-- TASK BRIEF --
Reproduce the records below in full and exactly, without their images.

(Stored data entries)
::::::::
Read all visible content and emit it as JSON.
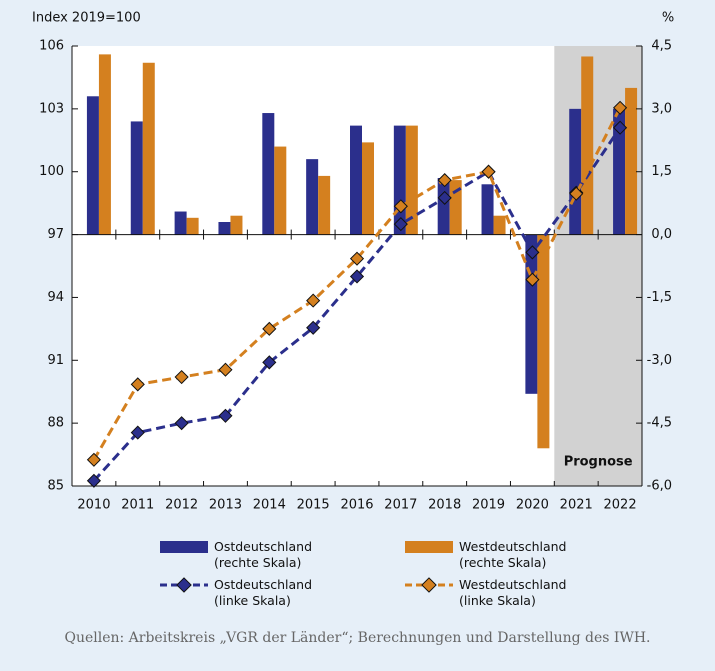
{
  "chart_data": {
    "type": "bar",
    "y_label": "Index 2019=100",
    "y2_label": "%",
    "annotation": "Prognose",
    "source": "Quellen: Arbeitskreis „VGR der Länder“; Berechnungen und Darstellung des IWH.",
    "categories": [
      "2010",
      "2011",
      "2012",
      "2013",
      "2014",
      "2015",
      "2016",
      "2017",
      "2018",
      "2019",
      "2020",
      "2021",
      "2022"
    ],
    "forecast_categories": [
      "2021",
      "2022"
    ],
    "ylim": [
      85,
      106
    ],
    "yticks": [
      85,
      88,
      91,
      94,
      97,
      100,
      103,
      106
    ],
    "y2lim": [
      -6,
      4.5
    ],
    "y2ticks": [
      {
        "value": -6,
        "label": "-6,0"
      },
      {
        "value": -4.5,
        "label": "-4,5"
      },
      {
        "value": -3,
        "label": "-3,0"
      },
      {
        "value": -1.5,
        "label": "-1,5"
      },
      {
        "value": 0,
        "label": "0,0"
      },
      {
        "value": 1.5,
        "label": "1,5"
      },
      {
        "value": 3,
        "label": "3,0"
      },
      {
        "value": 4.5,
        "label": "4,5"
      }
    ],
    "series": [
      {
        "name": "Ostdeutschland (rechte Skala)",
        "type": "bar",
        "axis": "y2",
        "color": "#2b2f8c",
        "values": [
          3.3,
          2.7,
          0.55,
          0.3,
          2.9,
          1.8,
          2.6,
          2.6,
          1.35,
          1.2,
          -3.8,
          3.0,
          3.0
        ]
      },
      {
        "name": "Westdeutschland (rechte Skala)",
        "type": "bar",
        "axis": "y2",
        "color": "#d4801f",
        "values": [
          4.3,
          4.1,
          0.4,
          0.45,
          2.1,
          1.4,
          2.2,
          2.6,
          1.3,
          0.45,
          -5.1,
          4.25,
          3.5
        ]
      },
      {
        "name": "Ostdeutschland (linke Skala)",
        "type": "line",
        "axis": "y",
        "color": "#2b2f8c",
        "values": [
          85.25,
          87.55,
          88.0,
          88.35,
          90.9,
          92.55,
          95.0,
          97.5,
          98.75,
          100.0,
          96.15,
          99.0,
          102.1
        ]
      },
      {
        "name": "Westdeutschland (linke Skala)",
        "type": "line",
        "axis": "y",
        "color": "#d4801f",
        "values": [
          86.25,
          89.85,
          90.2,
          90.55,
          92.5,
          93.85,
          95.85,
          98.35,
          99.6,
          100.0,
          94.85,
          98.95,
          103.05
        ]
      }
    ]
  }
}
::::::::
-- EXPECTED OUTPUT --
Read all visible content and emit it as JSON.
{
  "chart_data": {
    "type": "bar",
    "y_label": "Index 2019=100",
    "y2_label": "%",
    "annotation": "Prognose",
    "source": "Quellen: Arbeitskreis „VGR der Länder“; Berechnungen und Darstellung des IWH.",
    "categories": [
      "2010",
      "2011",
      "2012",
      "2013",
      "2014",
      "2015",
      "2016",
      "2017",
      "2018",
      "2019",
      "2020",
      "2021",
      "2022"
    ],
    "forecast_categories": [
      "2021",
      "2022"
    ],
    "ylim": [
      85,
      106
    ],
    "yticks": [
      85,
      88,
      91,
      94,
      97,
      100,
      103,
      106
    ],
    "y2lim": [
      -6,
      4.5
    ],
    "y2ticks": [
      {
        "value": -6,
        "label": "-6,0"
      },
      {
        "value": -4.5,
        "label": "-4,5"
      },
      {
        "value": -3,
        "label": "-3,0"
      },
      {
        "value": -1.5,
        "label": "-1,5"
      },
      {
        "value": 0,
        "label": "0,0"
      },
      {
        "value": 1.5,
        "label": "1,5"
      },
      {
        "value": 3,
        "label": "3,0"
      },
      {
        "value": 4.5,
        "label": "4,5"
      }
    ],
    "series": [
      {
        "name": "Ostdeutschland (rechte Skala)",
        "type": "bar",
        "axis": "y2",
        "color": "#2b2f8c",
        "values": [
          3.3,
          2.7,
          0.55,
          0.3,
          2.9,
          1.8,
          2.6,
          2.6,
          1.35,
          1.2,
          -3.8,
          3.0,
          3.0
        ]
      },
      {
        "name": "Westdeutschland (rechte Skala)",
        "type": "bar",
        "axis": "y2",
        "color": "#d4801f",
        "values": [
          4.3,
          4.1,
          0.4,
          0.45,
          2.1,
          1.4,
          2.2,
          2.6,
          1.3,
          0.45,
          -5.1,
          4.25,
          3.5
        ]
      },
      {
        "name": "Ostdeutschland (linke Skala)",
        "type": "line",
        "axis": "y",
        "color": "#2b2f8c",
        "values": [
          85.25,
          87.55,
          88.0,
          88.35,
          90.9,
          92.55,
          95.0,
          97.5,
          98.75,
          100.0,
          96.15,
          99.0,
          102.1
        ]
      },
      {
        "name": "Westdeutschland (linke Skala)",
        "type": "line",
        "axis": "y",
        "color": "#d4801f",
        "values": [
          86.25,
          89.85,
          90.2,
          90.55,
          92.5,
          93.85,
          95.85,
          98.35,
          99.6,
          100.0,
          94.85,
          98.95,
          103.05
        ]
      }
    ]
  }
}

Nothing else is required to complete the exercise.